From the entries provided below, copy each line that contains the word "name".

-------- Data to process

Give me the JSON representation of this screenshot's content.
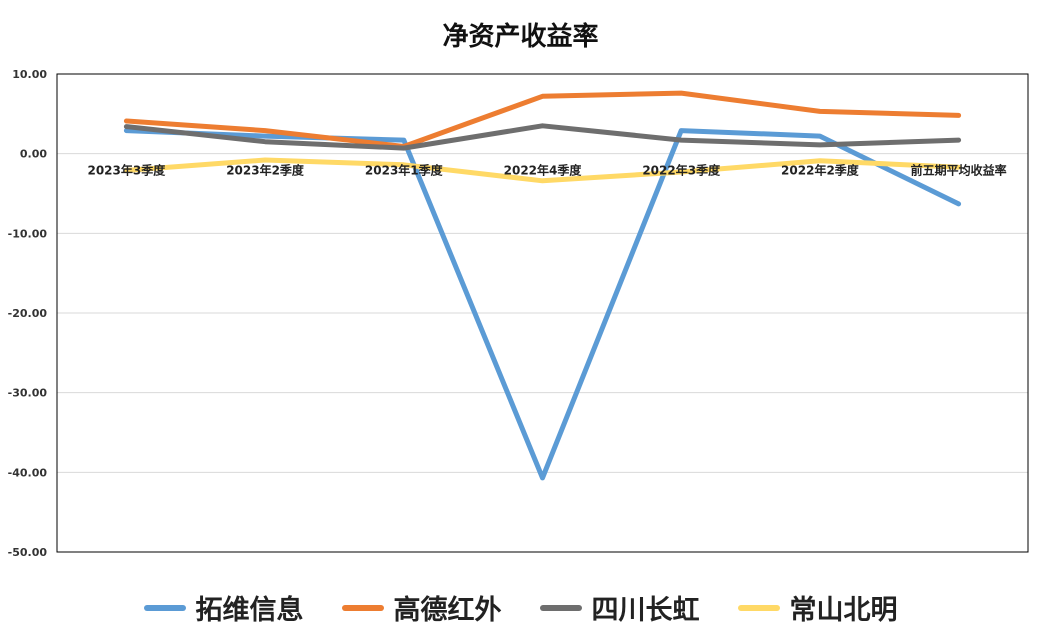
{
  "chart_data": {
    "type": "line",
    "title": "净资产收益率",
    "categories": [
      "2023年3季度",
      "2023年2季度",
      "2023年1季度",
      "2022年4季度",
      "2022年3季度",
      "2022年2季度",
      "前五期平均收益率"
    ],
    "series": [
      {
        "name": "拓维信息",
        "color": "#5B9BD5",
        "values": [
          2.9,
          2.2,
          1.7,
          -40.7,
          2.9,
          2.2,
          -6.3
        ]
      },
      {
        "name": "高德红外",
        "color": "#ED7D31",
        "values": [
          4.1,
          2.9,
          0.9,
          7.2,
          7.6,
          5.3,
          4.8
        ]
      },
      {
        "name": "四川长虹",
        "color": "#6E6E6E",
        "values": [
          3.4,
          1.5,
          0.7,
          3.5,
          1.7,
          1.1,
          1.7
        ]
      },
      {
        "name": "常山北明",
        "color": "#FFD966",
        "values": [
          -2.1,
          -0.8,
          -1.4,
          -3.4,
          -2.3,
          -0.9,
          -1.7
        ]
      }
    ],
    "ylim": [
      -50,
      10
    ],
    "yticks": [
      10,
      0,
      -10,
      -20,
      -30,
      -40,
      -50
    ],
    "ytick_labels": [
      "10.00",
      "0.00",
      "-10.00",
      "-20.00",
      "-30.00",
      "-40.00",
      "-50.00"
    ],
    "grid": true,
    "legend_position": "bottom"
  }
}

----------------

### Expected answer
        "name": "拓维信息",
        "name": "高德红外",
        "name": "四川长虹",
        "name": "常山北明",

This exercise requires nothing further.